Problem statement:
Revise the Porsche article's text between "Porsche revs up" and "and personalized experiences.", inclusive, so that "Streamzilla" reads "Kafkazilla".
***** Source text *****
Porsche revs up its use of Splunk to tame Apache Kafka Streamzilla

Profile picture for user ddpreez By Derek du Preez October 21, 2021 Audio mode
Summary:
Porsche has created a data streaming managed service for internal product teams - called Streamzilla - which is being monitored through the use of Splunk.

An image of Godzilla
(Image by Artist and zabiyaka from Pixabay )

Porsche needs little introduction, being one of the most famous luxury car manufacturers in the world. However, much like the rest of the automotive industry, Porsche is having to blend its physical assets with the digital world in a bid to provide wrap-around services for customers, including monitoring of vehicle performance and personalized experiences. 

This requires connecting vehicles with sensors to create digital twins, which stream data back to Porsche HQ. Not only this, but Porsche's production lines are increasingly connected in a bid to improve quality and efficiency. These data streams are used by a variety of Porsche product teams and as they become more integral to the car manufacturer's business, require careful monitoring and support. 

Enter Streamzilla - the centrally managed service run by Sridhar Mamella, Data Streaming Manager at Porsche, which uses open source software (Apache Kafka) to capture all of Porsche's streaming data needs. But as Streamzilla has grown alongside Porsche's digital capabilities, so has the need to monitor the data logs, in a bid to improve reliability and support. 

As a result, Porsche is using Splunk to tame its growing Apache Kafka estate, bringing it under control and providing internal product teams with a service that is predictable and has high availability. 

Speaking at Splunk's annual user conference, .conf, leader of the project, Mamella explained Porsche's thinking behind the organization's Kafka implementation. He said: 

Our aim is to bring the Porsche experience into the digital future. That being said, this requires a robust infrastructure and a solution at scale. At Porsche, teams needed something to decouple their architecture and accelerate the data flow. We looked far and we looked wide, and then we found out the problem could be solved by a technology called Apache Kafka.
***** Supplied data *****
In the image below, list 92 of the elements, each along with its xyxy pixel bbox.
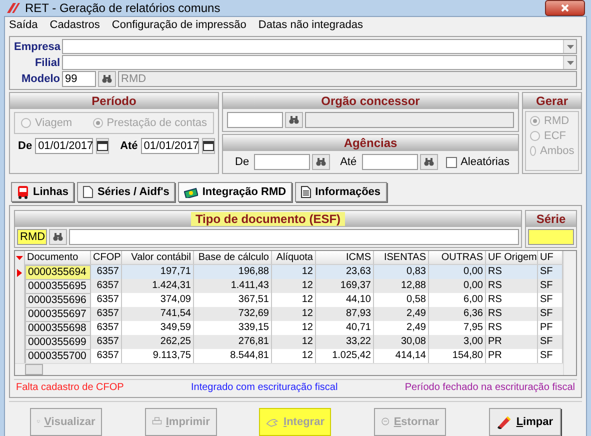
column-header[interactable]: CFOP	[91, 251, 122, 265]
legend-text: Período fechado na escrituração fiscal	[404, 382, 575, 393]
dropdown-field[interactable]	[62, 55, 577, 70]
search-button[interactable]	[420, 154, 438, 170]
column-header[interactable]: ICMS	[316, 251, 374, 265]
date-label: De	[18, 140, 32, 152]
table-cell: 0000355694	[25, 265, 91, 280]
menu-item[interactable]: Cadastros	[50, 19, 100, 32]
binoculars-icon	[53, 233, 63, 241]
row-pointer-icon	[17, 268, 22, 276]
column-header[interactable]: Documento	[25, 251, 91, 265]
section-title: Tipo de documento (ESF)	[15, 211, 521, 227]
app-logo-icon	[6, 2, 20, 14]
horizontal-scrollbar[interactable]	[15, 363, 563, 375]
table-row[interactable]: 0000355698 6357 349,59 339,15 12 40,71 2,49 7,95 RS PF	[15, 321, 563, 335]
table-cell: 0000355695	[25, 279, 91, 294]
tab[interactable]: Integração RMD	[178, 182, 292, 202]
field-label: Filial	[34, 56, 60, 68]
column-header[interactable]: UF Origem	[486, 251, 538, 265]
document-type-field[interactable]: RMD	[17, 229, 47, 245]
search-button[interactable]	[49, 229, 67, 245]
search-button[interactable]	[285, 112, 303, 128]
section-title: Agências	[223, 135, 518, 151]
tab[interactable]: Linhas	[11, 182, 74, 202]
column-header[interactable]: OUTRAS	[429, 251, 486, 265]
legend-text: Falta cadastro de CFOP	[16, 382, 124, 393]
agency-field[interactable]	[362, 154, 418, 170]
dropdown-arrow-icon	[16, 256, 23, 260]
section-title: Série	[526, 211, 576, 227]
calendar-icon	[97, 141, 108, 151]
binoculars-icon	[289, 116, 299, 124]
money-icon	[184, 186, 198, 198]
document-icon	[301, 186, 312, 198]
calendar-button[interactable]	[96, 138, 110, 154]
undo-icon	[381, 415, 390, 428]
date-label: Até	[120, 140, 138, 152]
binoculars-icon	[316, 158, 326, 166]
column-header[interactable]: UF	[538, 251, 563, 265]
action-button[interactable]: Limpar	[488, 408, 561, 436]
field-label: Até	[340, 156, 357, 168]
section-title: Orgão concessor	[223, 93, 518, 109]
dropdown-field[interactable]	[62, 39, 577, 54]
date-field[interactable]: 01/01/2017	[35, 138, 94, 154]
field-label: Modelo	[20, 73, 60, 85]
table-row[interactable]: 0000355700 6357 9.113,75 8.544,81 12 1.025,42 414,14 154,80 PR SF	[15, 349, 563, 363]
date-field[interactable]: 01/01/2017	[140, 138, 199, 154]
model-description-field: RMD	[118, 71, 577, 87]
menu-item[interactable]: Datas não integradas	[258, 19, 363, 32]
random-checkbox[interactable]: Aleatórias	[446, 156, 510, 168]
column-header[interactable]: Valor contábil	[122, 251, 194, 265]
series-field[interactable]	[528, 229, 574, 245]
table-cell: 0000355697	[25, 307, 91, 322]
eraser-icon	[496, 414, 512, 428]
menu-item[interactable]: Saída	[9, 19, 38, 32]
tab[interactable]: Informações	[295, 182, 387, 202]
agency-field[interactable]	[254, 154, 310, 170]
page-icon	[83, 186, 94, 198]
table-cell: 0000355698	[25, 321, 91, 336]
code-field[interactable]	[227, 112, 283, 128]
table-row[interactable]: 0000355697 6357 741,54 732,69 12 87,93 2,49 6,36 RS SF	[15, 307, 563, 321]
tab[interactable]: Séries / Aidf's	[77, 182, 176, 202]
section-title: Período	[10, 93, 218, 109]
close-button[interactable]	[545, 0, 585, 16]
model-field[interactable]: 99	[62, 71, 96, 87]
bus-icon	[17, 186, 29, 198]
dropdown-arrow-icon	[566, 60, 574, 64]
column-header[interactable]: Base de cálculo	[194, 251, 272, 265]
dropdown-arrow-icon	[566, 44, 574, 48]
vertical-scrollbar[interactable]	[563, 251, 576, 375]
window-title: RET - Geração de relatórios comuns	[25, 1, 222, 15]
search-button[interactable]	[312, 154, 330, 170]
legend-text: Integrado com escrituração fiscal	[190, 382, 338, 393]
scrollbar-thumb[interactable]	[25, 364, 43, 375]
binoculars-icon	[102, 75, 112, 83]
table-row[interactable]: 0000355695 6357 1.424,31 1.411,43 12 169,37 12,88 0,00 RS SF	[15, 279, 563, 293]
field-label: Empresa	[14, 40, 60, 52]
table-row[interactable]: 0000355694 6357 197,71 196,88 12 23,63 0,83 0,00 RS SF	[15, 265, 563, 279]
calendar-button[interactable]	[202, 138, 215, 154]
column-header[interactable]: Alíquota	[272, 251, 316, 265]
table-cell: 0000355696	[25, 293, 91, 308]
table-row[interactable]: 0000355699 6357 262,25 276,81 12 33,22 30,08 3,00 PR SF	[15, 335, 563, 349]
table-row[interactable]: 0000355696 6357 374,09 367,51 12 44,10 0,58 6,00 RS SF	[15, 293, 563, 307]
close-icon	[561, 4, 569, 12]
menu-item[interactable]: Configuração de impressão	[112, 19, 246, 32]
section-title: Gerar	[523, 93, 581, 109]
table-cell: 0000355700	[25, 349, 91, 364]
field-label: De	[235, 156, 250, 168]
table-cell: 0000355699	[25, 335, 91, 350]
search-button[interactable]	[98, 71, 116, 87]
column-header[interactable]: ISENTAS	[374, 251, 429, 265]
calendar-icon	[202, 141, 214, 151]
binoculars-icon	[424, 158, 434, 166]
*****
Complete response:
Porsche revs up its use of Splunk to tame Apache Kafka Kafkazilla

Profile picture for user ddpreez By Derek du Preez October 21, 2021 Audio mode
Summary:
Porsche has created a data streaming managed service for internal product teams - called Kafkazilla - which is being monitored through the use of Splunk.

An image of Godzilla
(Image by Artist and zabiyaka from Pixabay )

Porsche needs little introduction, being one of the most famous luxury car manufacturers in the world. However, much like the rest of the automotive industry, Porsche is having to blend its physical assets with the digital world in a bid to provide wrap-around services for customers, including monitoring of vehicle performance and personalized experiences.